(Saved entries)
__________

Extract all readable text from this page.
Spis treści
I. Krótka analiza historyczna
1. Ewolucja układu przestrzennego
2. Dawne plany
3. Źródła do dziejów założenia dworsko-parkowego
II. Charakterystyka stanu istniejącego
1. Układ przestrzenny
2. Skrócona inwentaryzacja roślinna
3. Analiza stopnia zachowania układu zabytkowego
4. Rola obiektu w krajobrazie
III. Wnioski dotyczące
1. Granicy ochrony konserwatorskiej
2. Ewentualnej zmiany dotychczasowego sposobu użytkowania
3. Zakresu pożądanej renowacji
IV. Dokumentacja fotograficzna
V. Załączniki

__________

• What you need to do:
Write out every entry again exactly, please, with nothing missing.

• Task output:
Extract all readable text from this page.
Spis treści
I. Krótka analiza historyczna
1. Ewolucja układu przestrzennego
2. Dawne plany
3. Źródła do dziejów założenia dworsko-parkowego
II. Charakterystyka stanu istniejącego
1. Układ przestrzenny
2. Skrócona inwentaryzacja roślinna
3. Analiza stopnia zachowania układu zabytkowego
4. Rola obiektu w krajobrazie
III. Wnioski dotyczące
1. Granicy ochrony konserwatorskiej
2. Ewentualnej zmiany dotychczasowego sposobu użytkowania
3. Zakresu pożądanej renowacji
IV. Dokumentacja fotograficzna
V. Załączniki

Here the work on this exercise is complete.